== SOURCE RECORDS ==
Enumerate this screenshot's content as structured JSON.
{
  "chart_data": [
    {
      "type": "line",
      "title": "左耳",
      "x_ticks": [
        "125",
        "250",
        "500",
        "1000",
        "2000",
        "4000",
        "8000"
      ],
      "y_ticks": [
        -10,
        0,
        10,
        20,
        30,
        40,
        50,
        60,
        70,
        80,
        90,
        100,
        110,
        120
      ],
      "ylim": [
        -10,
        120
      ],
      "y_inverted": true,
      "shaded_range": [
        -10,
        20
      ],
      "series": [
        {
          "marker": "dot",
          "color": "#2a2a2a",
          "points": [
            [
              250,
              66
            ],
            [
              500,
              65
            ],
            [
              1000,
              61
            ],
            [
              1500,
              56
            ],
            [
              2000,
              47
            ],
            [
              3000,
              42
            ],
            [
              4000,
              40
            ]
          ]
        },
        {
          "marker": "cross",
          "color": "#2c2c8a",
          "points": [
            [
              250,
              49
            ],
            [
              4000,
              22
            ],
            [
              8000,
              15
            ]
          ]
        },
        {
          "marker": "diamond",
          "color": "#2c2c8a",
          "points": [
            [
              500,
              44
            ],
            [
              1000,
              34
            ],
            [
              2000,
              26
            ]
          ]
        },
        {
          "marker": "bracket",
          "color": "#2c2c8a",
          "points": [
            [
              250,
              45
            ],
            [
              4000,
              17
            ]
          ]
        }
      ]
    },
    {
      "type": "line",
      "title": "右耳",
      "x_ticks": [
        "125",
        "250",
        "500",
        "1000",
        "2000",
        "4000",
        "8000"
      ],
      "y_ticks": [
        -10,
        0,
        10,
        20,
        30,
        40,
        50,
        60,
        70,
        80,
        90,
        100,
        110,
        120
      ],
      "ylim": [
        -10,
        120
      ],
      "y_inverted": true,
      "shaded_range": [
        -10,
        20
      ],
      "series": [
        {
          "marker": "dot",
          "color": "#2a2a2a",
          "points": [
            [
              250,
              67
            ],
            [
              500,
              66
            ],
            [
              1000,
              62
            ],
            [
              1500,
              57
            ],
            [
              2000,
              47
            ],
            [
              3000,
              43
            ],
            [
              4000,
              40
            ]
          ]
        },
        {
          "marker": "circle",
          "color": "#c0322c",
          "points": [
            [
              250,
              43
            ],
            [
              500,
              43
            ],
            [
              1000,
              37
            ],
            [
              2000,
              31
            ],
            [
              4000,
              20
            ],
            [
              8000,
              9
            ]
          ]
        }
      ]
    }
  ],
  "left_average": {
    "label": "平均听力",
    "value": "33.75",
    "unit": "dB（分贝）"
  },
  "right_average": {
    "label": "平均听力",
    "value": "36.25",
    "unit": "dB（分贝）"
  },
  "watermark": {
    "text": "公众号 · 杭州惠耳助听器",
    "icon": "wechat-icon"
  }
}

== EXERCISE DETAILS ==
Give back the whole listing, word for word.

== SOLUTION TO THIS PROBLEM ==
Enumerate this screenshot's content as structured JSON.
{
  "chart_data": [
    {
      "type": "line",
      "title": "左耳",
      "x_ticks": [
        "125",
        "250",
        "500",
        "1000",
        "2000",
        "4000",
        "8000"
      ],
      "y_ticks": [
        -10,
        0,
        10,
        20,
        30,
        40,
        50,
        60,
        70,
        80,
        90,
        100,
        110,
        120
      ],
      "ylim": [
        -10,
        120
      ],
      "y_inverted": true,
      "shaded_range": [
        -10,
        20
      ],
      "series": [
        {
          "marker": "dot",
          "color": "#2a2a2a",
          "points": [
            [
              250,
              66
            ],
            [
              500,
              65
            ],
            [
              1000,
              61
            ],
            [
              1500,
              56
            ],
            [
              2000,
              47
            ],
            [
              3000,
              42
            ],
            [
              4000,
              40
            ]
          ]
        },
        {
          "marker": "cross",
          "color": "#2c2c8a",
          "points": [
            [
              250,
              49
            ],
            [
              4000,
              22
            ],
            [
              8000,
              15
            ]
          ]
        },
        {
          "marker": "diamond",
          "color": "#2c2c8a",
          "points": [
            [
              500,
              44
            ],
            [
              1000,
              34
            ],
            [
              2000,
              26
            ]
          ]
        },
        {
          "marker": "bracket",
          "color": "#2c2c8a",
          "points": [
            [
              250,
              45
            ],
            [
              4000,
              17
            ]
          ]
        }
      ]
    },
    {
      "type": "line",
      "title": "右耳",
      "x_ticks": [
        "125",
        "250",
        "500",
        "1000",
        "2000",
        "4000",
        "8000"
      ],
      "y_ticks": [
        -10,
        0,
        10,
        20,
        30,
        40,
        50,
        60,
        70,
        80,
        90,
        100,
        110,
        120
      ],
      "ylim": [
        -10,
        120
      ],
      "y_inverted": true,
      "shaded_range": [
        -10,
        20
      ],
      "series": [
        {
          "marker": "dot",
          "color": "#2a2a2a",
          "points": [
            [
              250,
              67
            ],
            [
              500,
              66
            ],
            [
              1000,
              62
            ],
            [
              1500,
              57
            ],
            [
              2000,
              47
            ],
            [
              3000,
              43
            ],
            [
              4000,
              40
            ]
          ]
        },
        {
          "marker": "circle",
          "color": "#c0322c",
          "points": [
            [
              250,
              43
            ],
            [
              500,
              43
            ],
            [
              1000,
              37
            ],
            [
              2000,
              31
            ],
            [
              4000,
              20
            ],
            [
              8000,
              9
            ]
          ]
        }
      ]
    }
  ],
  "left_average": {
    "label": "平均听力",
    "value": "33.75",
    "unit": "dB（分贝）"
  },
  "right_average": {
    "label": "平均听力",
    "value": "36.25",
    "unit": "dB（分贝）"
  },
  "watermark": {
    "text": "公众号 · 杭州惠耳助听器",
    "icon": "wechat-icon"
  }
}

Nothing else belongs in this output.